Start of Material for this task

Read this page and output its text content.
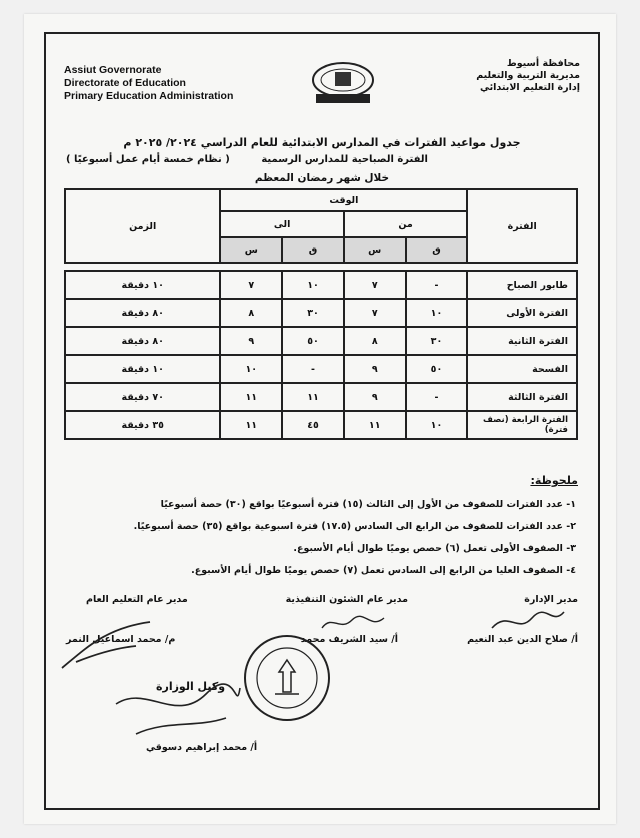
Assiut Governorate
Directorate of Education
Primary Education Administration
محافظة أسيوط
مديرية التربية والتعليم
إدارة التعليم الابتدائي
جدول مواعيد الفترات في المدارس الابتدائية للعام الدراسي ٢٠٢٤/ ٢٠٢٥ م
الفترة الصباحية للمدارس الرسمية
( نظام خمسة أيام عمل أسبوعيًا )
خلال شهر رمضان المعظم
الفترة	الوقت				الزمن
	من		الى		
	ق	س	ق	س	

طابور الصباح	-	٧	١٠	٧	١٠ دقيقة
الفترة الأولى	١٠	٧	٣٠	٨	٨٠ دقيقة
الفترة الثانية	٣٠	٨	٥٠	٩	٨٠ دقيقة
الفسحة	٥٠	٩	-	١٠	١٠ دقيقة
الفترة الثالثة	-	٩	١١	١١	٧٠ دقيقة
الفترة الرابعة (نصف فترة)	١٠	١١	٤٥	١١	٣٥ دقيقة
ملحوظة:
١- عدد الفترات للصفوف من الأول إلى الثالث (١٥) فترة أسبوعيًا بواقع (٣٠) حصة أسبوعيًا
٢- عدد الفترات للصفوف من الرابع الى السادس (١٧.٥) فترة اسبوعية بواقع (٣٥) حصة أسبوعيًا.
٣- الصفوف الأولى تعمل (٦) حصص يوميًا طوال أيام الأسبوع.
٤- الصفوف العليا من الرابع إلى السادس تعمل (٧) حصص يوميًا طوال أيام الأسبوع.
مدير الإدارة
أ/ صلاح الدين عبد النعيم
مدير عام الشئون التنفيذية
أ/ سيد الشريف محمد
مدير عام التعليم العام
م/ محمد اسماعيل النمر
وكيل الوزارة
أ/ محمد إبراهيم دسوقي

End of Material for this task
Start of Material for this task

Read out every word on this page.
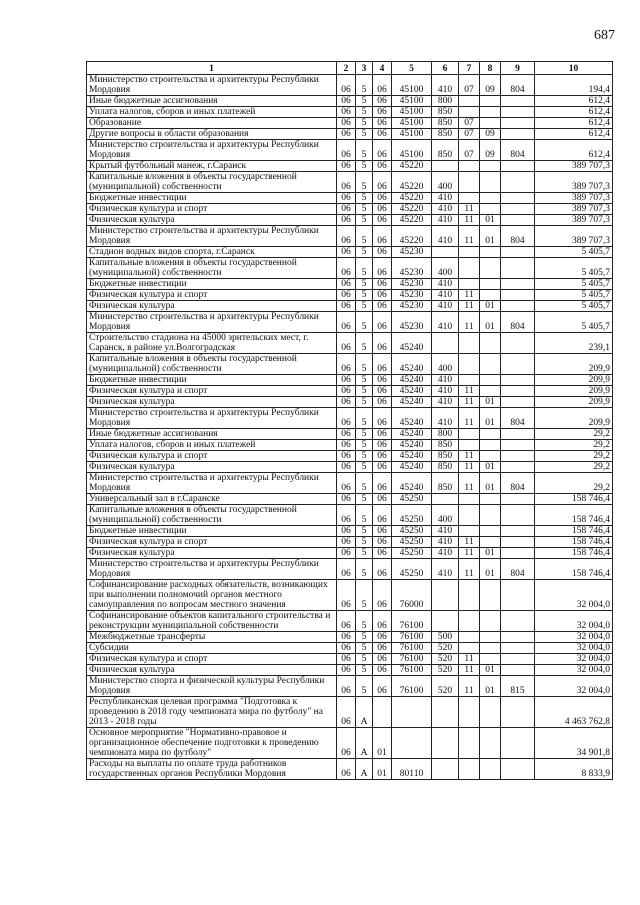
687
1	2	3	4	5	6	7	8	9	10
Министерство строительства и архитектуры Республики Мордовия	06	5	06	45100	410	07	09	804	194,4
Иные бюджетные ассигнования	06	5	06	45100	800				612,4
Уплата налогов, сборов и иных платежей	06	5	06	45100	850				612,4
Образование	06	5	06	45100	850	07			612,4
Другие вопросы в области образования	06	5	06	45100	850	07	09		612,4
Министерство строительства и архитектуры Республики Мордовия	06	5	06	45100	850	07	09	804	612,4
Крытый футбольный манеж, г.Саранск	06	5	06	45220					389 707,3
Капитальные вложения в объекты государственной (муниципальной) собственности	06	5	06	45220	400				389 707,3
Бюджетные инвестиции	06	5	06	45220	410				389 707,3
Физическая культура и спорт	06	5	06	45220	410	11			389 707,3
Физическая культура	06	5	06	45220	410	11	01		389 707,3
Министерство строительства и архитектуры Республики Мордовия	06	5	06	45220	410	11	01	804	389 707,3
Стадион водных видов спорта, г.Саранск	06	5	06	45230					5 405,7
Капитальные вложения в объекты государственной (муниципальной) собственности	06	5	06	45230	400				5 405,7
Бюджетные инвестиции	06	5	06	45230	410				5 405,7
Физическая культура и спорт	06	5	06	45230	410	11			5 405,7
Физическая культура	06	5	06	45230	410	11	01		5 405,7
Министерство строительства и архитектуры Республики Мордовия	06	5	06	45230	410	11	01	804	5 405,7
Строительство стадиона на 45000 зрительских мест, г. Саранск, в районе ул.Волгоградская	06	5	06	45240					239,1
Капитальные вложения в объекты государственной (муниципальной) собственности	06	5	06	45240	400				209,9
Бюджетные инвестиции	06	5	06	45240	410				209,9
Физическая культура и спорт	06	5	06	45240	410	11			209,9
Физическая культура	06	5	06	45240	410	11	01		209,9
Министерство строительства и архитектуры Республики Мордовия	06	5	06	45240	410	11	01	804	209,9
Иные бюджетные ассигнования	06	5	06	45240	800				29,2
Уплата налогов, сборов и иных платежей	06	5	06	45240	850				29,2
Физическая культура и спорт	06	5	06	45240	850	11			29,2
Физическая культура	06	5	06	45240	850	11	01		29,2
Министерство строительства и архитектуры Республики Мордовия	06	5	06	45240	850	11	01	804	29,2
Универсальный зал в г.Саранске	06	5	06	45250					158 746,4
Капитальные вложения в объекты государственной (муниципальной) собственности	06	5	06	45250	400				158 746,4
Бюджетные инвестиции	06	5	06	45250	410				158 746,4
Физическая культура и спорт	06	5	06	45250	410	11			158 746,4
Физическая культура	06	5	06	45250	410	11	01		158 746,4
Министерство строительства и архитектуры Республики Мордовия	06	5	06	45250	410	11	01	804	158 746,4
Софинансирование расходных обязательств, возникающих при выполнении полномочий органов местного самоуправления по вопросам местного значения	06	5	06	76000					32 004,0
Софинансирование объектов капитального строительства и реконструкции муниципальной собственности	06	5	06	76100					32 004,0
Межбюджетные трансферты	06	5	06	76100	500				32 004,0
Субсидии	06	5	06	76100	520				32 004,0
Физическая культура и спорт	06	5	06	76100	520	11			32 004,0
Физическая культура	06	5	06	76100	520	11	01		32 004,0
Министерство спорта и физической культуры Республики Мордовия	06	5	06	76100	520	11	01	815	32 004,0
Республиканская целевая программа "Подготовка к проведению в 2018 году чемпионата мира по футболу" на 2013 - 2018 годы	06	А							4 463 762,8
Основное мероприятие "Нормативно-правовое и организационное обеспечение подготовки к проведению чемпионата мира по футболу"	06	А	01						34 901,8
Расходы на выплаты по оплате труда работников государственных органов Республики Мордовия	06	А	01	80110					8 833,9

End of Material for this task
Start of Material for this task

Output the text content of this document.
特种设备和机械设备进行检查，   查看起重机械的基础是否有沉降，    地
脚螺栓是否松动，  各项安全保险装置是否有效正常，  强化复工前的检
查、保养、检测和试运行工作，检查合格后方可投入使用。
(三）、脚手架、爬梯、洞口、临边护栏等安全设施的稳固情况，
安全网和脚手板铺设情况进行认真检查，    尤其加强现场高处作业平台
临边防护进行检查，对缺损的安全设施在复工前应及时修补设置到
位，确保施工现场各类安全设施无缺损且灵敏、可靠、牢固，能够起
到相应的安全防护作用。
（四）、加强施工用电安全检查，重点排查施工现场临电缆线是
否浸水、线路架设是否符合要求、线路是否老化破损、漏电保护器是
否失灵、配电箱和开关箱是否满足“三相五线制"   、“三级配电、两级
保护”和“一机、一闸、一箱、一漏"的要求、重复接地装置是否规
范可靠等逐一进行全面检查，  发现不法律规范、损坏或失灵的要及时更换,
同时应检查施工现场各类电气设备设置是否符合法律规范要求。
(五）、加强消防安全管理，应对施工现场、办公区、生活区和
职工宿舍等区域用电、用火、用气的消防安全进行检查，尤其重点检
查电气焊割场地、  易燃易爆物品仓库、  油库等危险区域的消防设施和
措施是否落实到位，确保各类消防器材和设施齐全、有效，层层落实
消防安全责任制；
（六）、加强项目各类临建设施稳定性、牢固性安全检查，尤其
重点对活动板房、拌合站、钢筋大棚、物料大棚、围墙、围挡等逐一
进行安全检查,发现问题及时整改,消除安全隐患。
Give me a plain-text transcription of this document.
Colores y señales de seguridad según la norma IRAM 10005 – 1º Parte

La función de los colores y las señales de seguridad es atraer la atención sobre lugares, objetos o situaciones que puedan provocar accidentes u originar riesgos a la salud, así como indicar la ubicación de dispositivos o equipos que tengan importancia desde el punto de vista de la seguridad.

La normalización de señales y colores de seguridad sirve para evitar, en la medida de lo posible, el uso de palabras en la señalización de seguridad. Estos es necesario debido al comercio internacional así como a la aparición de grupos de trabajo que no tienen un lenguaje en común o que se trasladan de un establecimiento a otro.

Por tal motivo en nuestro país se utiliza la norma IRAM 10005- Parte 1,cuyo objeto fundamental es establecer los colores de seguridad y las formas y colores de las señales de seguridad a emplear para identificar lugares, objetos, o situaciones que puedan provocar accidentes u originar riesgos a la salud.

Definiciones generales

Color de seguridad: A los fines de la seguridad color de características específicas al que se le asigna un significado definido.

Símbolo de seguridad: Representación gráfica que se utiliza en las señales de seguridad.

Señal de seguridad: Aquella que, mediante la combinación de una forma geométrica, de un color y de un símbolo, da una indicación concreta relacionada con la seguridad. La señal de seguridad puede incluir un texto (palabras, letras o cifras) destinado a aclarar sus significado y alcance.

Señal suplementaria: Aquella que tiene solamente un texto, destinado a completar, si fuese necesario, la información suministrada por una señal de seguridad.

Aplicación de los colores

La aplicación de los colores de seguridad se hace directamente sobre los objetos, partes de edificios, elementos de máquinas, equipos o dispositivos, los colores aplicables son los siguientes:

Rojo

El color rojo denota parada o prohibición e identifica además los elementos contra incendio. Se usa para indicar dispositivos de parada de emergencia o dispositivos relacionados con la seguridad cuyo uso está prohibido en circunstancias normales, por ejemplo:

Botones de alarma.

End of Material for this task

# [Direction]
List all lines where "destinado" occurs.

# [Solution to this task]
Señal de seguridad: Aquella que, mediante la combinación de una forma geométrica, de un color y de un símbolo, da una indicación concreta relacionada con la seguridad. La señal de seguridad puede incluir un texto (palabras, letras o cifras) destinado a aclarar sus significado y alcance.
Señal suplementaria: Aquella que tiene solamente un texto, destinado a completar, si fuese necesario, la información suministrada por una señal de seguridad.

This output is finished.